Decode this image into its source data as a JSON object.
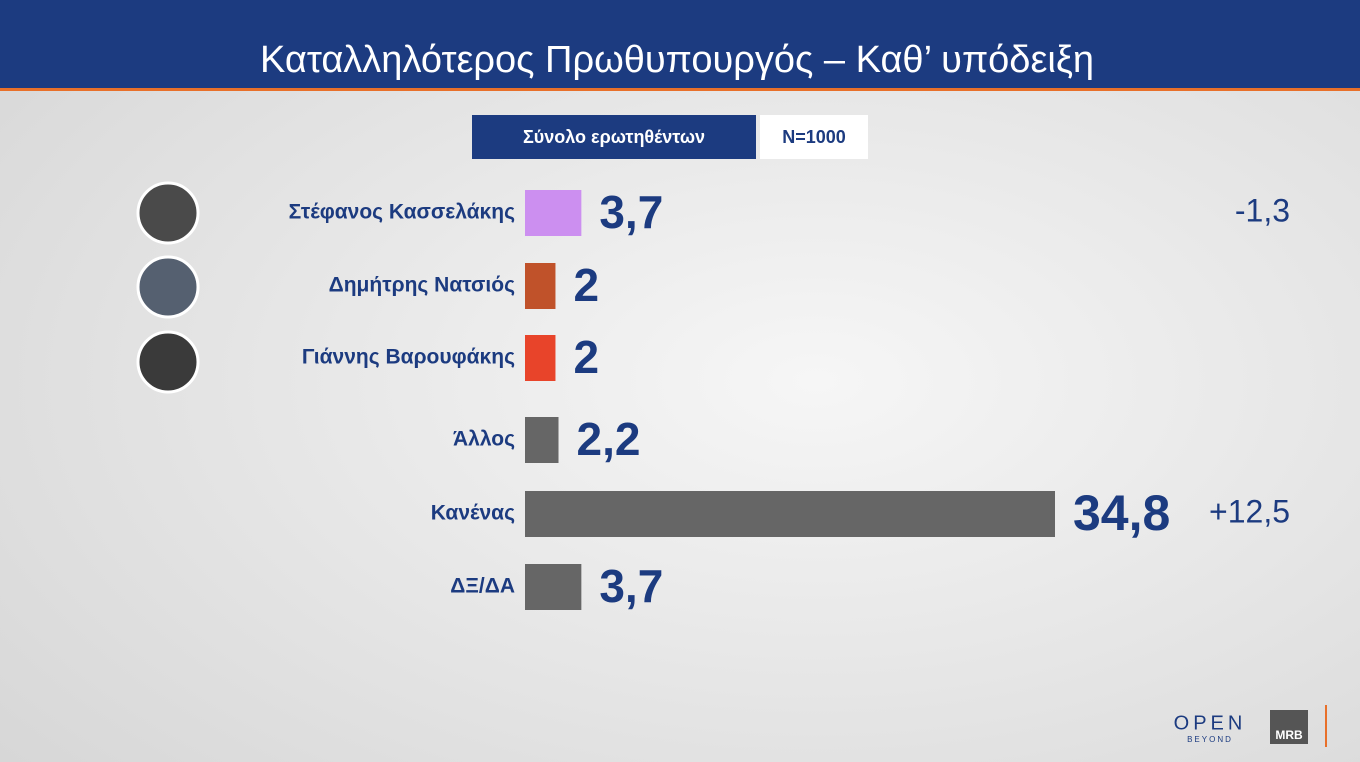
{
  "chart_data": {
    "type": "hbar",
    "title": "Καταλληλότερος  Πρωθυπουργός – Καθ’ υπόδειξη",
    "subtitle": "Σύνολο ερωτηθέντων",
    "sample": "N=1000",
    "categories": [
      "Στέφανος Κασσελάκης",
      "Δημήτρης Νατσιός",
      "Γιάννης Βαρουφάκης",
      "Άλλος",
      "Κανένας",
      "ΔΞ/ΔΑ"
    ],
    "values": [
      3.7,
      2,
      2,
      2.2,
      34.8,
      3.7
    ],
    "value_labels": [
      "3,7",
      "2",
      "2",
      "2,2",
      "34,8",
      "3,7"
    ],
    "colors": [
      "#cc8ff0",
      "#c0522a",
      "#e8442a",
      "#666666",
      "#666666",
      "#666666"
    ],
    "changes": [
      -1.3,
      null,
      null,
      null,
      12.5,
      null
    ],
    "change_labels": [
      "-1,3",
      null,
      null,
      null,
      "+12,5",
      null
    ],
    "logos": [
      "OPEN",
      "BEYOND",
      "MRB"
    ]
  }
}
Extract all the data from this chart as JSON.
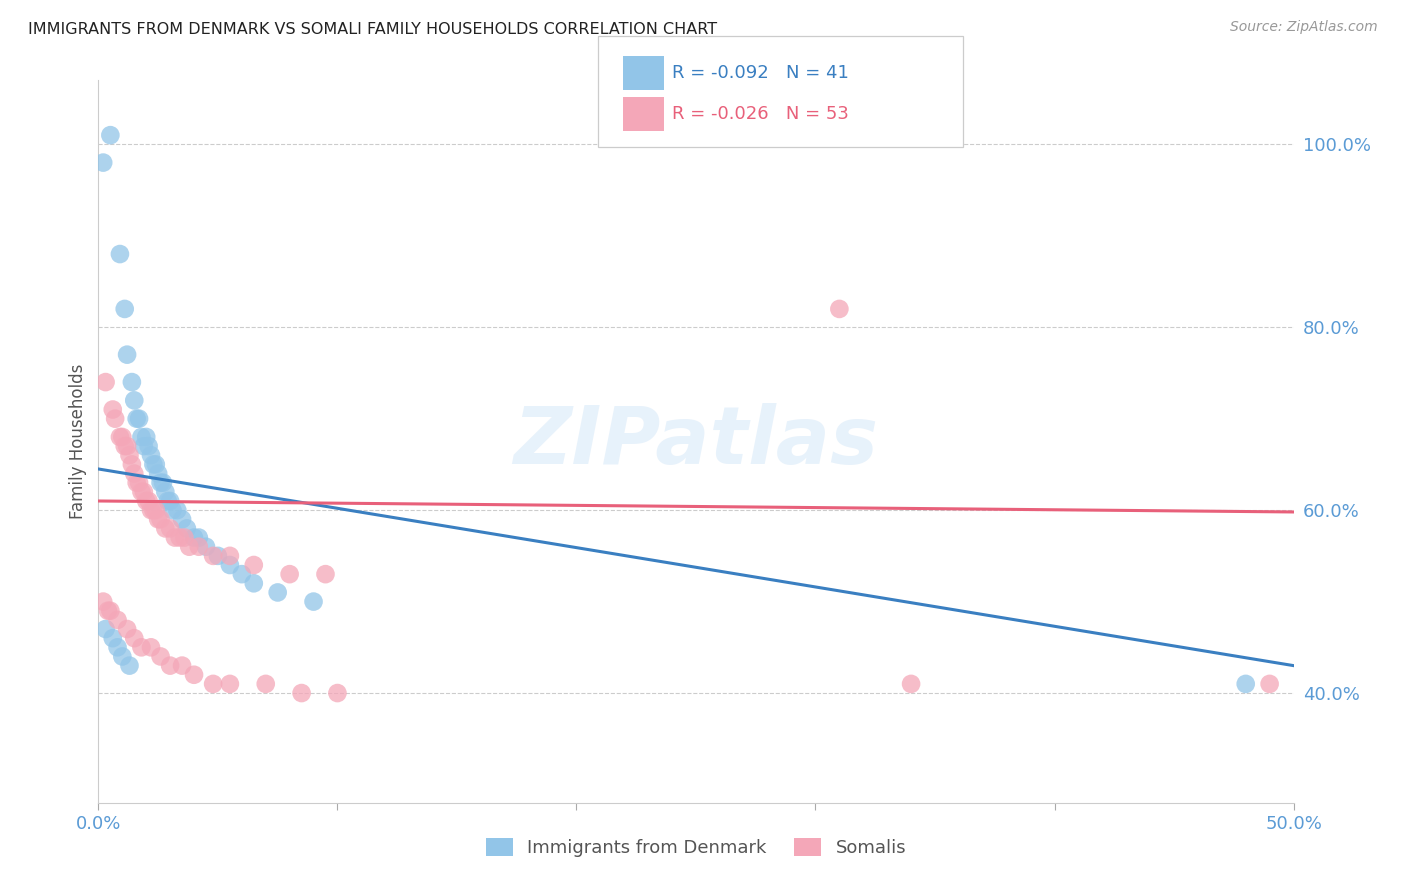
{
  "title": "IMMIGRANTS FROM DENMARK VS SOMALI FAMILY HOUSEHOLDS CORRELATION CHART",
  "source": "Source: ZipAtlas.com",
  "ylabel": "Family Households",
  "xlim": [
    0.0,
    0.5
  ],
  "ylim": [
    0.28,
    1.07
  ],
  "xticks": [
    0.0,
    0.1,
    0.2,
    0.3,
    0.4,
    0.5
  ],
  "xticklabels": [
    "0.0%",
    "",
    "",
    "",
    "",
    "50.0%"
  ],
  "yticks_right": [
    0.4,
    0.6,
    0.8,
    1.0
  ],
  "yticklabels_right": [
    "40.0%",
    "60.0%",
    "80.0%",
    "100.0%"
  ],
  "legend_r1": "-0.092",
  "legend_n1": "41",
  "legend_r2": "-0.026",
  "legend_n2": "53",
  "watermark": "ZIPatlas",
  "denmark_color": "#92c5e8",
  "somali_color": "#f4a7b8",
  "denmark_trend_color": "#3a7fc1",
  "somali_trend_color": "#e8607a",
  "background_color": "#ffffff",
  "grid_color": "#cccccc",
  "title_color": "#222222",
  "axis_color": "#5b9bd5",
  "denmark_x": [
    0.002,
    0.005,
    0.009,
    0.011,
    0.012,
    0.014,
    0.015,
    0.016,
    0.017,
    0.018,
    0.019,
    0.02,
    0.021,
    0.022,
    0.023,
    0.024,
    0.025,
    0.026,
    0.027,
    0.028,
    0.029,
    0.03,
    0.031,
    0.033,
    0.035,
    0.037,
    0.04,
    0.042,
    0.045,
    0.05,
    0.055,
    0.06,
    0.065,
    0.075,
    0.09,
    0.003,
    0.006,
    0.008,
    0.01,
    0.013,
    0.48
  ],
  "denmark_y": [
    0.98,
    1.01,
    0.88,
    0.82,
    0.77,
    0.74,
    0.72,
    0.7,
    0.7,
    0.68,
    0.67,
    0.68,
    0.67,
    0.66,
    0.65,
    0.65,
    0.64,
    0.63,
    0.63,
    0.62,
    0.61,
    0.61,
    0.6,
    0.6,
    0.59,
    0.58,
    0.57,
    0.57,
    0.56,
    0.55,
    0.54,
    0.53,
    0.52,
    0.51,
    0.5,
    0.47,
    0.46,
    0.45,
    0.44,
    0.43,
    0.41
  ],
  "somali_x": [
    0.003,
    0.006,
    0.007,
    0.009,
    0.01,
    0.011,
    0.012,
    0.013,
    0.014,
    0.015,
    0.016,
    0.017,
    0.018,
    0.019,
    0.02,
    0.021,
    0.022,
    0.023,
    0.024,
    0.025,
    0.026,
    0.028,
    0.03,
    0.032,
    0.034,
    0.036,
    0.038,
    0.042,
    0.048,
    0.055,
    0.065,
    0.08,
    0.095,
    0.002,
    0.004,
    0.005,
    0.008,
    0.012,
    0.015,
    0.018,
    0.022,
    0.026,
    0.03,
    0.035,
    0.04,
    0.048,
    0.055,
    0.07,
    0.085,
    0.1,
    0.31,
    0.34,
    0.49
  ],
  "somali_y": [
    0.74,
    0.71,
    0.7,
    0.68,
    0.68,
    0.67,
    0.67,
    0.66,
    0.65,
    0.64,
    0.63,
    0.63,
    0.62,
    0.62,
    0.61,
    0.61,
    0.6,
    0.6,
    0.6,
    0.59,
    0.59,
    0.58,
    0.58,
    0.57,
    0.57,
    0.57,
    0.56,
    0.56,
    0.55,
    0.55,
    0.54,
    0.53,
    0.53,
    0.5,
    0.49,
    0.49,
    0.48,
    0.47,
    0.46,
    0.45,
    0.45,
    0.44,
    0.43,
    0.43,
    0.42,
    0.41,
    0.41,
    0.41,
    0.4,
    0.4,
    0.82,
    0.41,
    0.41
  ],
  "denmark_trendline_x": [
    0.0,
    0.5
  ],
  "denmark_trendline_y": [
    0.645,
    0.43
  ],
  "somali_trendline_x": [
    0.0,
    0.5
  ],
  "somali_trendline_y": [
    0.61,
    0.598
  ]
}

- WHAT YOU WILL DO
Give the count of lines holding the word "this", with no other words.

- WRITTEN RESPONSE
2